Exercise aim: What does the CongoPeat project text say, word for word, starting at "In response, the" and ending at "explain our results."?

*** Opening Document text ***

About The Project
CongoPeat is a 5-year project led by Professor Simon Lewis of the University of Leeds, funded by the UK’s Natural Environment Research Council (NERC). It builds on the recently published first-ever map of a vast peatland in the central Congo Basin (Dargie et al., 2017). Covering 145,500 square kilometres – an area larger than England – it is now recognised as the world’s most extensive tropical peatland.
Given the carbon stored in the peatlands, protecting them has become a global priority. Peat is a type of wetland soil made of semi-decomposed plant matter and so is rich in carbon. We estimate that about 30bn tonnes of carbon is stored in the peatland we found – an amount equivalent to three years of global fossil-fuel emissions.
Policy-making in the region is fluid and fast moving. Following our discovery, the Republic of Congo and the Democratic Republic of the Congo (DRC) signed the Brazzaville Declaration – an historic agreement to protect and preserve the rich ecosystem.
Yet, while mostly intact and increasingly protected on paper, the peatlands are in reality threatened by road building, logging, drainage for industrial palm oil plantations, and oil exploration. Additionally, rising temperatures could tip the balance of the peatland from absorbing carbon from the atmosphere to releasing it.
In response, the CongoPeat programme aims to gain a comprehensive understanding of this carbon-rich ecosystem by answering key questions about its past, present and future. It brings together leading experts from six UK universities and five Congolese organisations to study this newly discovered ecosystem, alongside science-policy communication specialists to explain our results.
We aim to provide the very best scientific information to allow policy-makers and civil society to make wise decisions about this globally significant region of Earth.

*** Closing Document text ***
*** Opening Information provided ***

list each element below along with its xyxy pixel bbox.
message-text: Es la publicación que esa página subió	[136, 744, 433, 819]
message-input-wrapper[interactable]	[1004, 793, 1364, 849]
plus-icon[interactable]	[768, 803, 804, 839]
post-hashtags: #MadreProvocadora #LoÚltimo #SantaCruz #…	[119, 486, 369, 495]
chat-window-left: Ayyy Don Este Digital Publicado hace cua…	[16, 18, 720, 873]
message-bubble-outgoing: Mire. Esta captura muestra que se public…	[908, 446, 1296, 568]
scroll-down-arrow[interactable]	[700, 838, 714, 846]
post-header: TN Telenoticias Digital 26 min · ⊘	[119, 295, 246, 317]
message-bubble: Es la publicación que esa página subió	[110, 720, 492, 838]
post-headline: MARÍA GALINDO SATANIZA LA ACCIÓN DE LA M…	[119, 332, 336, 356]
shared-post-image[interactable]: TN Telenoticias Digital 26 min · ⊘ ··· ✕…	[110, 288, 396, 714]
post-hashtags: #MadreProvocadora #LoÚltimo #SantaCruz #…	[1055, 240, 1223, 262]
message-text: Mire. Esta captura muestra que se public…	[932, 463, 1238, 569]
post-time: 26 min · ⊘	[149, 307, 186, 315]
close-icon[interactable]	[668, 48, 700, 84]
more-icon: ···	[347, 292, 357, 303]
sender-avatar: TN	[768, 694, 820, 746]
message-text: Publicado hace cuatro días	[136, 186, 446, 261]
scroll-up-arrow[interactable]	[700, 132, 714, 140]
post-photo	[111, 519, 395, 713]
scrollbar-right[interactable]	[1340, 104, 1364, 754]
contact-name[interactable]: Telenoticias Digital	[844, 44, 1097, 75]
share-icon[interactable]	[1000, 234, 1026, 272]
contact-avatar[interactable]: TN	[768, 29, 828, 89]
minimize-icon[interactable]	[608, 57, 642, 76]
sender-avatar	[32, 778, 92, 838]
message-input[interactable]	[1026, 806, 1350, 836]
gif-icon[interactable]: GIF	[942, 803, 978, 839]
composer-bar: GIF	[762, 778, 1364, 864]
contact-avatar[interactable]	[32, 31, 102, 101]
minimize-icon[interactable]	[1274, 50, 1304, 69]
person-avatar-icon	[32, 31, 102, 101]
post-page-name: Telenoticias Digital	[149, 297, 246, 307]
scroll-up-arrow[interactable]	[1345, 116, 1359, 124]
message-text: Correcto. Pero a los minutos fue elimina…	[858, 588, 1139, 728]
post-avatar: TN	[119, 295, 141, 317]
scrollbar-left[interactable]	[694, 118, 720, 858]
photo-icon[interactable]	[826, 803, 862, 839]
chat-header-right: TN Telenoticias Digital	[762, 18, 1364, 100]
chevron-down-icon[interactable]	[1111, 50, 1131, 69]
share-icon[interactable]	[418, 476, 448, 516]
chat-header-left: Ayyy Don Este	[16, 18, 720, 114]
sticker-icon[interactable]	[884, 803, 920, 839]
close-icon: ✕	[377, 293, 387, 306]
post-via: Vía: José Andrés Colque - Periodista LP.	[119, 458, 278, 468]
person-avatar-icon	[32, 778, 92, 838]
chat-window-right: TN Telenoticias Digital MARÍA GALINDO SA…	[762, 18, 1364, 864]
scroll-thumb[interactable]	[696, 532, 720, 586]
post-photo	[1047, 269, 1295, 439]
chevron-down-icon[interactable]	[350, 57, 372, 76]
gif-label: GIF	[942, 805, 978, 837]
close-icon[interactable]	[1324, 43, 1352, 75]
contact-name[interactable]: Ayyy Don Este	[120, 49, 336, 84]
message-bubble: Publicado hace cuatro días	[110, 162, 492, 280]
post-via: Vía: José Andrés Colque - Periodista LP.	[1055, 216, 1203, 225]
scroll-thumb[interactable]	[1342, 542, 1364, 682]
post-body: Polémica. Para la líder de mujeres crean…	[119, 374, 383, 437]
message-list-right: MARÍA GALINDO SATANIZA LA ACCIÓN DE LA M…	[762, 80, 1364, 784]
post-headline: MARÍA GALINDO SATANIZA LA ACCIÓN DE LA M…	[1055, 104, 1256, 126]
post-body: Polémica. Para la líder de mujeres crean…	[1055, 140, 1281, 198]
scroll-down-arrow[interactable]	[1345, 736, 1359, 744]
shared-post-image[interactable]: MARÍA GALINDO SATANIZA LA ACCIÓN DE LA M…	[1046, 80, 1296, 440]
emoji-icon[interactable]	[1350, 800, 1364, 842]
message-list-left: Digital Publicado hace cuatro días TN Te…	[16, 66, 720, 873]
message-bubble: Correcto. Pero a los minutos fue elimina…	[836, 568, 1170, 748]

*** Closing Information provided ***

Solution to this problem:
In response, the CongoPeat programme aims to gain a comprehensive understanding of this carbon-rich ecosystem by answering key questions about its past, present and future. It brings together leading experts from six UK universities and five Congolese organisations to study this newly discovered ecosystem, alongside science-policy communication specialists to explain our results.